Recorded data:

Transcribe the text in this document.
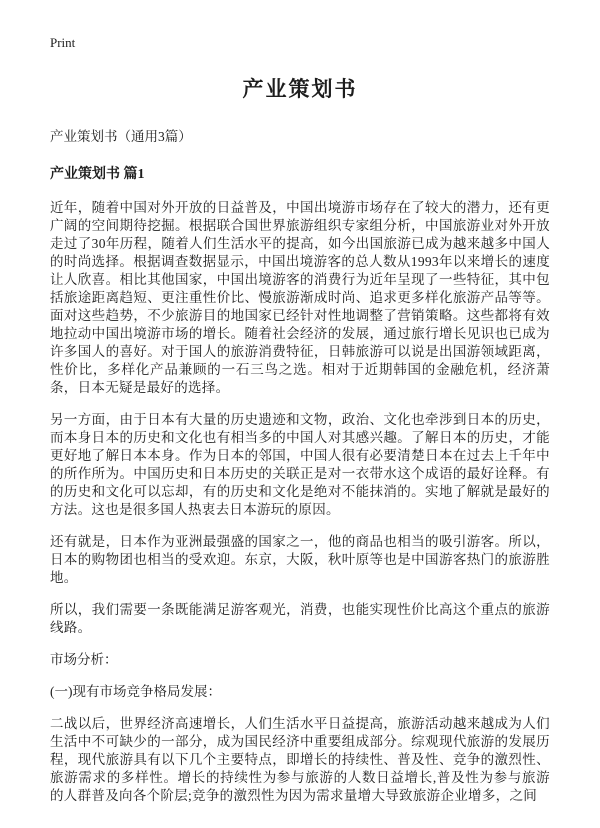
Print
产业策划书
产业策划书（通用3篇）
产业策划书 篇1

近年，随着中国对外开放的日益普及，中国出境游市场存在了较大的潜力，还有更广阔的空间期待挖掘。根据联合国世界旅游组织专家组分析，中国旅游业对外开放走过了30年历程，随着人们生活水平的提高，如今出国旅游已成为越来越多中国人的时尚选择。根据调查数据显示，中国出境游客的总人数从1993年以来增长的速度让人欣喜。相比其他国家，中国出境游客的消费行为近年呈现了一些特征，其中包括旅途距离趋短、更注重性价比、慢旅游渐成时尚、追求更多样化旅游产品等等。面对这些趋势，不少旅游目的地国家已经针对性地调整了营销策略。这些都将有效地拉动中国出境游市场的增长。随着社会经济的发展，通过旅行增长见识也已成为许多国人的喜好。对于国人的旅游消费特征，日韩旅游可以说是出国游领域距离，性价比，多样化产品兼顾的一石三鸟之选。相对于近期韩国的金融危机，经济萧条，日本无疑是最好的选择。

另一方面，由于日本有大量的历史遗迹和文物，政治、文化也牵涉到日本的历史，而本身日本的历史和文化也有相当多的中国人对其感兴趣。了解日本的历史，才能更好地了解日本本身。作为日本的邻国，中国人很有必要清楚日本在过去上千年中的所作所为。中国历史和日本历史的关联正是对一衣带水这个成语的最好诠释。有的历史和文化可以忘却，有的历史和文化是绝对不能抹消的。实地了解就是最好的方法。这也是很多国人热衷去日本游玩的原因。

还有就是，日本作为亚洲最强盛的国家之一，他的商品也相当的吸引游客。所以，日本的购物团也相当的受欢迎。东京，大阪，秋叶原等也是中国游客热门的旅游胜地。

所以，我们需要一条既能满足游客观光，消费，也能实现性价比高这个重点的旅游线路。

市场分析：

(一)现有市场竞争格局发展：

二战以后，世界经济高速增长，人们生活水平日益提高，旅游活动越来越成为人们生活中不可缺少的一部分，成为国民经济中重要组成部分。综观现代旅游的发展历程，现代旅游具有以下几个主要特点，即增长的持续性、普及性、竞争的激烈性、旅游需求的多样性。增长的持续性为参与旅游的人数日益增长,普及性为参与旅游的人群普及向各个阶层;竞争的激烈性为因为需求量增大导致旅游企业增多，之间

§ What to do
Your copy should match the entries exactly, minus the pictures.

§ Finished task
Transcribe the text in this document.
Print
产业策划书
产业策划书（通用3篇）
产业策划书 篇1

近年，随着中国对外开放的日益普及，中国出境游市场存在了较大的潜力，还有更广阔的空间期待挖掘。根据联合国世界旅游组织专家组分析，中国旅游业对外开放走过了30年历程，随着人们生活水平的提高，如今出国旅游已成为越来越多中国人的时尚选择。根据调查数据显示，中国出境游客的总人数从1993年以来增长的速度让人欣喜。相比其他国家，中国出境游客的消费行为近年呈现了一些特征，其中包括旅途距离趋短、更注重性价比、慢旅游渐成时尚、追求更多样化旅游产品等等。面对这些趋势，不少旅游目的地国家已经针对性地调整了营销策略。这些都将有效地拉动中国出境游市场的增长。随着社会经济的发展，通过旅行增长见识也已成为许多国人的喜好。对于国人的旅游消费特征，日韩旅游可以说是出国游领域距离，性价比，多样化产品兼顾的一石三鸟之选。相对于近期韩国的金融危机，经济萧条，日本无疑是最好的选择。

另一方面，由于日本有大量的历史遗迹和文物，政治、文化也牵涉到日本的历史，而本身日本的历史和文化也有相当多的中国人对其感兴趣。了解日本的历史，才能更好地了解日本本身。作为日本的邻国，中国人很有必要清楚日本在过去上千年中的所作所为。中国历史和日本历史的关联正是对一衣带水这个成语的最好诠释。有的历史和文化可以忘却，有的历史和文化是绝对不能抹消的。实地了解就是最好的方法。这也是很多国人热衷去日本游玩的原因。

还有就是，日本作为亚洲最强盛的国家之一，他的商品也相当的吸引游客。所以，日本的购物团也相当的受欢迎。东京，大阪，秋叶原等也是中国游客热门的旅游胜地。

所以，我们需要一条既能满足游客观光，消费，也能实现性价比高这个重点的旅游线路。

市场分析：

(一)现有市场竞争格局发展：

二战以后，世界经济高速增长，人们生活水平日益提高，旅游活动越来越成为人们生活中不可缺少的一部分，成为国民经济中重要组成部分。综观现代旅游的发展历程，现代旅游具有以下几个主要特点，即增长的持续性、普及性、竞争的激烈性、旅游需求的多样性。增长的持续性为参与旅游的人数日益增长,普及性为参与旅游的人群普及向各个阶层;竞争的激烈性为因为需求量增大导致旅游企业增多，之间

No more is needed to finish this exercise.